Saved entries
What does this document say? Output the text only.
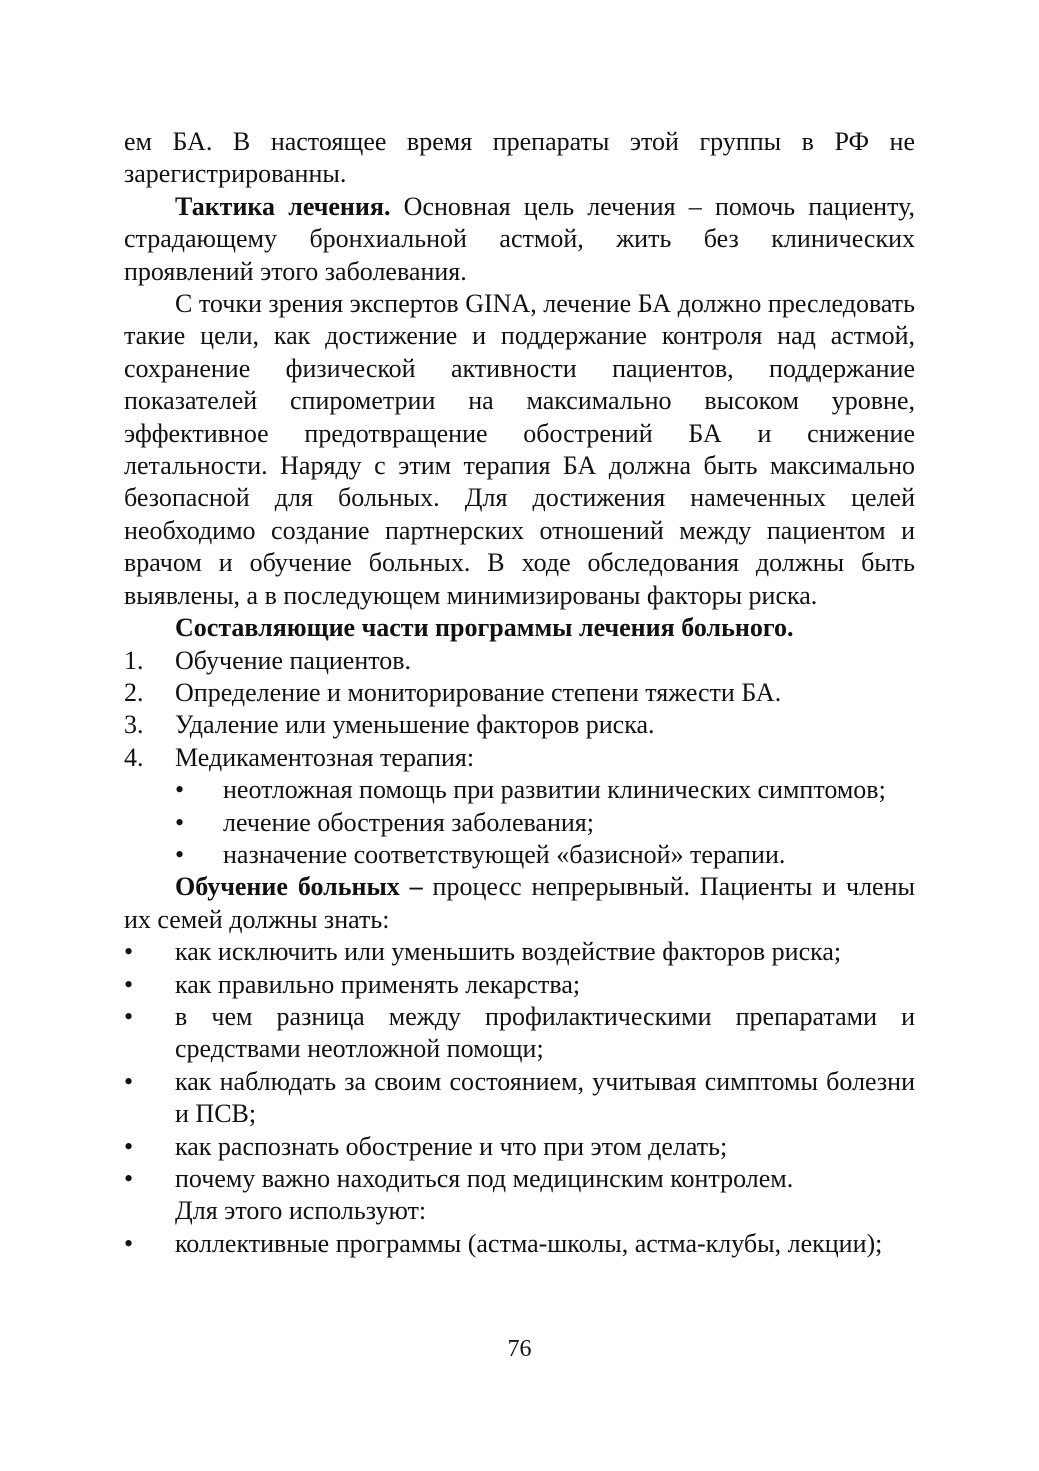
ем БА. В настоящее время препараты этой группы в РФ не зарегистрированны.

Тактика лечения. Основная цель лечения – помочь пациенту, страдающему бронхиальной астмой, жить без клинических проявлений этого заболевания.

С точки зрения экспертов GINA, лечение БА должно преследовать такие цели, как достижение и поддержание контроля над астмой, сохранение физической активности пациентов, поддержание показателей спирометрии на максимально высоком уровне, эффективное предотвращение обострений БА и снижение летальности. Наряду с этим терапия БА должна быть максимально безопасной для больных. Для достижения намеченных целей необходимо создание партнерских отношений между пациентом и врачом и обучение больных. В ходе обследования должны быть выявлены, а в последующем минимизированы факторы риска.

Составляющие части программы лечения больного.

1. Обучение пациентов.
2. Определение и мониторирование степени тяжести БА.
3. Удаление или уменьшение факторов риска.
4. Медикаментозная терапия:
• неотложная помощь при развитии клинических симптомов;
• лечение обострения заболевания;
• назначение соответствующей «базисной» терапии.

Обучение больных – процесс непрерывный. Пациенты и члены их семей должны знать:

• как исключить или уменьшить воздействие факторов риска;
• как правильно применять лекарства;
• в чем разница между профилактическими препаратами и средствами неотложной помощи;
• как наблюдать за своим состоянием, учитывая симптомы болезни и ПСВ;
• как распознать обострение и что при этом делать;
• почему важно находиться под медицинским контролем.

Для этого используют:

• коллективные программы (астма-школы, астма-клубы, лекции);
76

* * *

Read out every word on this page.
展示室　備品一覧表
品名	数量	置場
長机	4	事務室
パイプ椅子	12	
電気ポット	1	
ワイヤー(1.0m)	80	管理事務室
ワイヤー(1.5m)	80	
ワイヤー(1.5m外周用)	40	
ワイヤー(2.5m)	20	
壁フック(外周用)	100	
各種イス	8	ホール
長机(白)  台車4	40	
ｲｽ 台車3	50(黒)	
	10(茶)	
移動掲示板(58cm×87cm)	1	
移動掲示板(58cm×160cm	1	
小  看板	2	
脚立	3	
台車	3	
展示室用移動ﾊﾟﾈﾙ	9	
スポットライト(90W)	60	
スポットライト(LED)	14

WORK REQUIRED. Spot every line that holds "лечения" and copy it.

SOLVED EXERCISE.
Тактика лечения. Основная цель лечения – помочь пациенту, страдающему бронхиальной астмой, жить без клинических проявлений этого заболевания.
Составляющие части программы лечения больного.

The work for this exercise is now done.